Locate the word "page" in the data below, then copy every line that holds it.

## START Exercise data

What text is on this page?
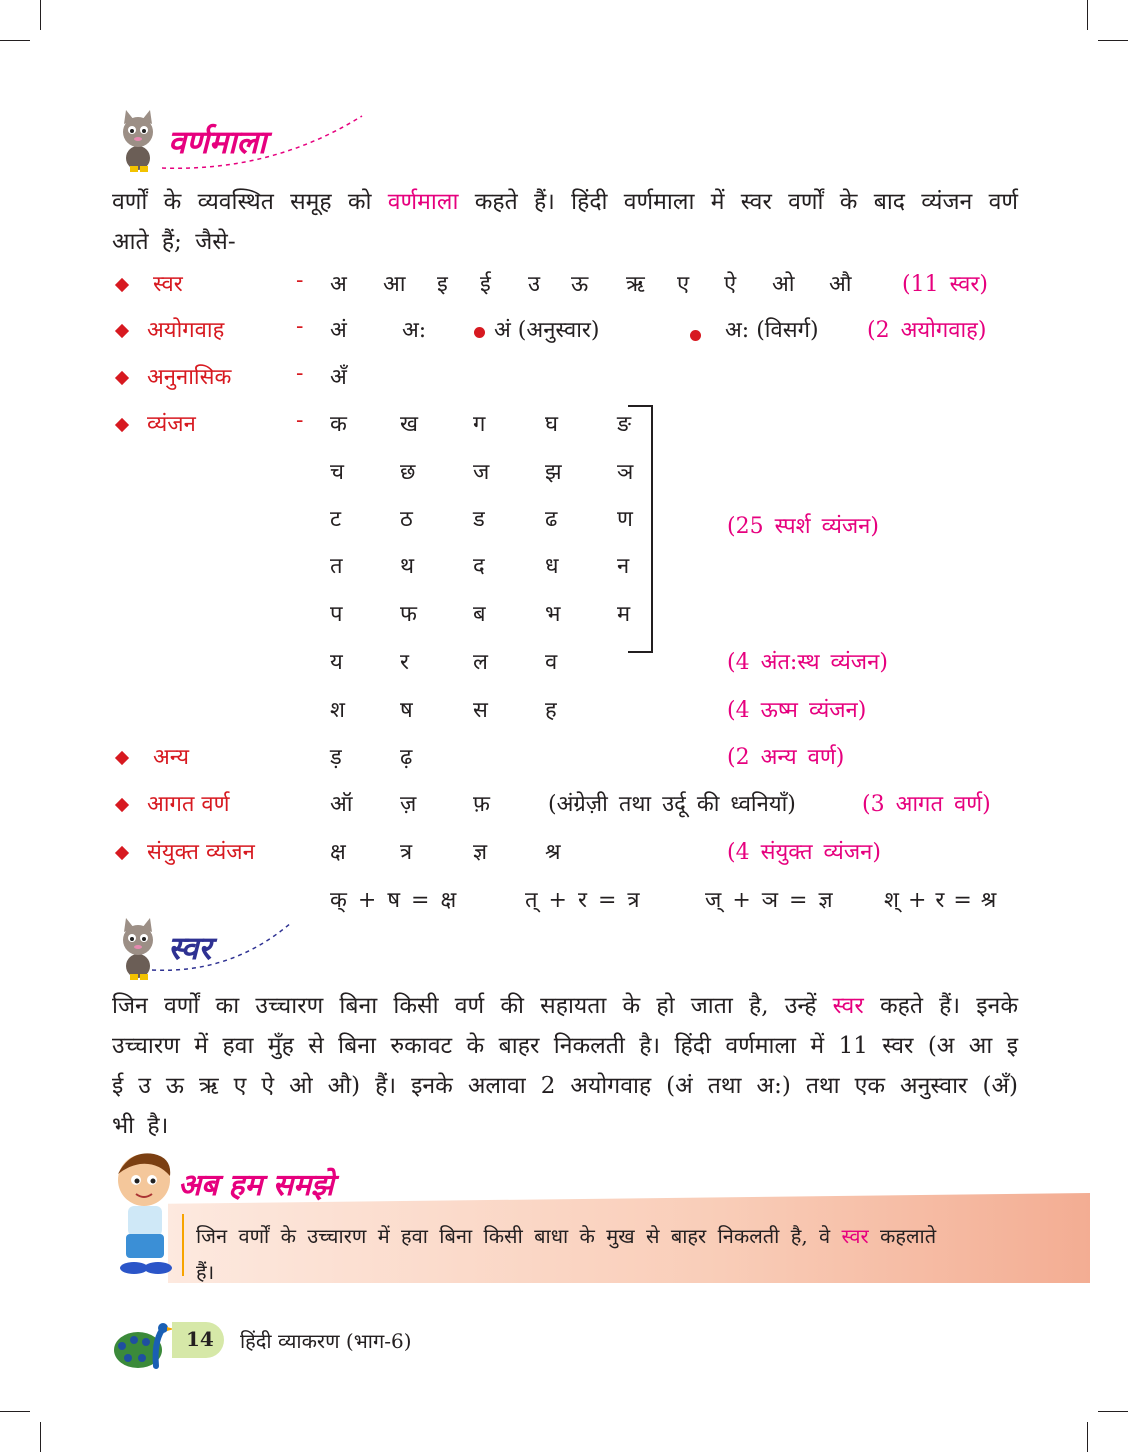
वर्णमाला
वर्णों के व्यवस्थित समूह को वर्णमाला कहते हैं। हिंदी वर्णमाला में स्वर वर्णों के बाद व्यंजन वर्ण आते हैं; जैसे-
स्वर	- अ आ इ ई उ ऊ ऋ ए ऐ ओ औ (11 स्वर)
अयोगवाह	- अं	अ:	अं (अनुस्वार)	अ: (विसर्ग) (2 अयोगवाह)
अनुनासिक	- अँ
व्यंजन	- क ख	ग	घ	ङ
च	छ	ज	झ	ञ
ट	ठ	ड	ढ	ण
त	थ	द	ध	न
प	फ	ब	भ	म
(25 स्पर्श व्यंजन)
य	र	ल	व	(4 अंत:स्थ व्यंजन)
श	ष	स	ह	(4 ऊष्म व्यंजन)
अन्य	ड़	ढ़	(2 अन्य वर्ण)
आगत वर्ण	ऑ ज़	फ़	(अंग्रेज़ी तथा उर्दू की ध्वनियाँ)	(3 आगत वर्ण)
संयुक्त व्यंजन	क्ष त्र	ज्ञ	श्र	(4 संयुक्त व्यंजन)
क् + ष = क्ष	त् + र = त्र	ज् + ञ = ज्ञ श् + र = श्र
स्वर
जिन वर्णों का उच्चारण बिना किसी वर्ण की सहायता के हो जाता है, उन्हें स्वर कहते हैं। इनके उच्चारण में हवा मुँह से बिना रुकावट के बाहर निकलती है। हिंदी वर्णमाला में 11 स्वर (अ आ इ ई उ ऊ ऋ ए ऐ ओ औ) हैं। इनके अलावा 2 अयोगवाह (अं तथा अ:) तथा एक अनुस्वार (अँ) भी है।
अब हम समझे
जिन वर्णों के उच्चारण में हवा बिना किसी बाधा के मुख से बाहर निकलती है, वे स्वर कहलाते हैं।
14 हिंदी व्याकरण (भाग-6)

## END Exercise data
## START Exercise data

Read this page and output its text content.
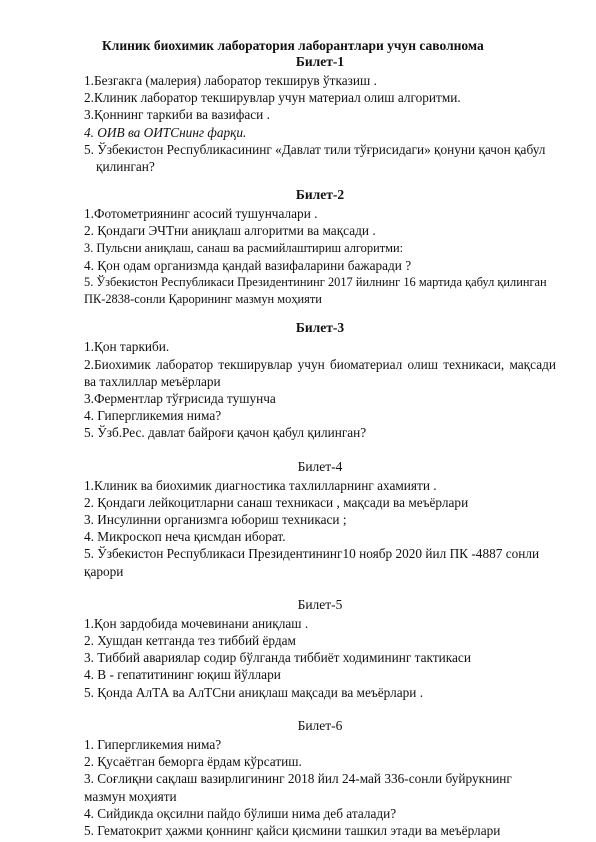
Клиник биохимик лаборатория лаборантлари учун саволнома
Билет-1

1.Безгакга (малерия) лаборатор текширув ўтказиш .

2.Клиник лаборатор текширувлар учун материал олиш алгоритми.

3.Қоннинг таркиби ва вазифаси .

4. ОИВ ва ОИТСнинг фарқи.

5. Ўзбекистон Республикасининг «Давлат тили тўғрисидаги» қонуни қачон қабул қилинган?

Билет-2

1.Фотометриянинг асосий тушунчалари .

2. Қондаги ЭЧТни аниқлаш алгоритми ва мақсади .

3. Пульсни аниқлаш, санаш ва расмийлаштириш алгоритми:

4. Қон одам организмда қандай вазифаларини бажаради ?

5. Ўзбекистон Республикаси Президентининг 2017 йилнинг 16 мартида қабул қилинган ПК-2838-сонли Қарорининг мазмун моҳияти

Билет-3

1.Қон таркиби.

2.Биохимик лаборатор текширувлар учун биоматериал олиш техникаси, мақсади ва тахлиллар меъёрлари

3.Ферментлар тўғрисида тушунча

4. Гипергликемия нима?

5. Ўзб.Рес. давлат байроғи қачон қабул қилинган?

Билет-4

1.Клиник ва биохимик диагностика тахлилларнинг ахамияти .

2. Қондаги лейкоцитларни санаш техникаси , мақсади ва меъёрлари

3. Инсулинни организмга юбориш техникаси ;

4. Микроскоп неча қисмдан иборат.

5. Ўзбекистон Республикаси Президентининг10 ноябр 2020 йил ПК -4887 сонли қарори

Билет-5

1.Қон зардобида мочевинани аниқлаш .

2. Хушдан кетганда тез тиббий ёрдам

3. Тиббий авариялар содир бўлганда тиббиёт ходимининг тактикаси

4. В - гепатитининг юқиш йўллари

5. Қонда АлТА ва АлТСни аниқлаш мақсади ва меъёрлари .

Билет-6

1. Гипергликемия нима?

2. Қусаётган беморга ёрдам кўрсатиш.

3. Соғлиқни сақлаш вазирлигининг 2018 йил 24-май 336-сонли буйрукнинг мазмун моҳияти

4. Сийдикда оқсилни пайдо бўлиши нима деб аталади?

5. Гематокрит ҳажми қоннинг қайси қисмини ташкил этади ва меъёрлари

## END Exercise data
## START Exercise data

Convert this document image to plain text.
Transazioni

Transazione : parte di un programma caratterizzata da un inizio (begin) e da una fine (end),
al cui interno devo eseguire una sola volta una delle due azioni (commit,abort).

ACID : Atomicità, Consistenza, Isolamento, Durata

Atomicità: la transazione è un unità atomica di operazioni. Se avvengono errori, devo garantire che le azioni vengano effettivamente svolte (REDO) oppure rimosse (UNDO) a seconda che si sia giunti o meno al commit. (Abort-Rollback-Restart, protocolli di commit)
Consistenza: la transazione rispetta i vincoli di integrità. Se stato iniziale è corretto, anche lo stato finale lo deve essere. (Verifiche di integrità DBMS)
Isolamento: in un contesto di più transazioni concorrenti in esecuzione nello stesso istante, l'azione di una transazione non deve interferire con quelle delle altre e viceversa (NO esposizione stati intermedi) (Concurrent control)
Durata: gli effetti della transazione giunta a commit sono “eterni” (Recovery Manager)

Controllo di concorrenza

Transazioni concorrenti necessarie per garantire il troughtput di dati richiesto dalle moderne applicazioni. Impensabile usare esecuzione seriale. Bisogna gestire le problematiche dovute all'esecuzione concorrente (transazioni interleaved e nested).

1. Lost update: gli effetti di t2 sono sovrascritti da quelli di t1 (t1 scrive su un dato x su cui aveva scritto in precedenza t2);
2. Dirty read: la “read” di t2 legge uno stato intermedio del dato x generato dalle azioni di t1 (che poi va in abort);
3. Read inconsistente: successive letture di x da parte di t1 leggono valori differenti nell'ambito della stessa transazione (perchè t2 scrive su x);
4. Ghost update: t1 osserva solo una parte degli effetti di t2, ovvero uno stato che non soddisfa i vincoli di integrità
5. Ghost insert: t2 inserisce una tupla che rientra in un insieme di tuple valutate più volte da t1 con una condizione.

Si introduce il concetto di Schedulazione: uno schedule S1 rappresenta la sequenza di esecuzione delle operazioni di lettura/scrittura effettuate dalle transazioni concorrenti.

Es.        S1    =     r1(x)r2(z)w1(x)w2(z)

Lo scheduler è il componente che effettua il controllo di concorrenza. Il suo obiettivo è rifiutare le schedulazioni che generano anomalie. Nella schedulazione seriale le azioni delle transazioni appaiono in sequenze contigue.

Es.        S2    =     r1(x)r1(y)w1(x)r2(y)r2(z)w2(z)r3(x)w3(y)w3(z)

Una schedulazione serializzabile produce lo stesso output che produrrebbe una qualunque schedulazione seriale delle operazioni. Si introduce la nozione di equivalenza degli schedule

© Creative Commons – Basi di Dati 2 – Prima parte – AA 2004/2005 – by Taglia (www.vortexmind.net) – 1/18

## END Exercise data

**Correct output**
What text is on this page?
Read this page and output its text content.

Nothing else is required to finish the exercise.